Task prompt: Write out the full set of records below exactly.

Stored records:
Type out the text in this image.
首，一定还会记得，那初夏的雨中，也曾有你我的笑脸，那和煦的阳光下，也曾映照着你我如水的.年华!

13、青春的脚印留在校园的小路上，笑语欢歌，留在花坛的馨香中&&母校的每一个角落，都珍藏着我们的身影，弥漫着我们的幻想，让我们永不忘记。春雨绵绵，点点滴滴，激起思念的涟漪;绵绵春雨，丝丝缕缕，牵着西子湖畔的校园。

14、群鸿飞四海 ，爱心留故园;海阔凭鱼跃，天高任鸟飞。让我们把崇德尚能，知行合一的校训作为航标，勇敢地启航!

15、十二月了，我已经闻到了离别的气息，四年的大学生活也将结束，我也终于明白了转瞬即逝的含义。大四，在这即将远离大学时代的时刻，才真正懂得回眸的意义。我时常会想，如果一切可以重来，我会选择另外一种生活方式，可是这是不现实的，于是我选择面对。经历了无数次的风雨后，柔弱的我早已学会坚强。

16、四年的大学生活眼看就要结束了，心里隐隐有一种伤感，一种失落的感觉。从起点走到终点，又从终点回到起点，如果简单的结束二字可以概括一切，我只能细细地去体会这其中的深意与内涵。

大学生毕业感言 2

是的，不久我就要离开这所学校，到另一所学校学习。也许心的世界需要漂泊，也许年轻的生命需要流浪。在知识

Output of the exercise:
Type out the text in this image.
首，一定还会记得，那初夏的雨中，也曾有你我的笑脸，那和煦的阳光下，也曾映照着你我如水的.年华!

13、青春的脚印留在校园的小路上，笑语欢歌，留在花坛的馨香中&&母校的每一个角落，都珍藏着我们的身影，弥漫着我们的幻想，让我们永不忘记。春雨绵绵，点点滴滴，激起思念的涟漪;绵绵春雨，丝丝缕缕，牵着西子湖畔的校园。

14、群鸿飞四海 ，爱心留故园;海阔凭鱼跃，天高任鸟飞。让我们把崇德尚能，知行合一的校训作为航标，勇敢地启航!

15、十二月了，我已经闻到了离别的气息，四年的大学生活也将结束，我也终于明白了转瞬即逝的含义。大四，在这即将远离大学时代的时刻，才真正懂得回眸的意义。我时常会想，如果一切可以重来，我会选择另外一种生活方式，可是这是不现实的，于是我选择面对。经历了无数次的风雨后，柔弱的我早已学会坚强。

16、四年的大学生活眼看就要结束了，心里隐隐有一种伤感，一种失落的感觉。从起点走到终点，又从终点回到起点，如果简单的结束二字可以概括一切，我只能细细地去体会这其中的深意与内涵。

大学生毕业感言 2

是的，不久我就要离开这所学校，到另一所学校学习。也许心的世界需要漂泊，也许年轻的生命需要流浪。在知识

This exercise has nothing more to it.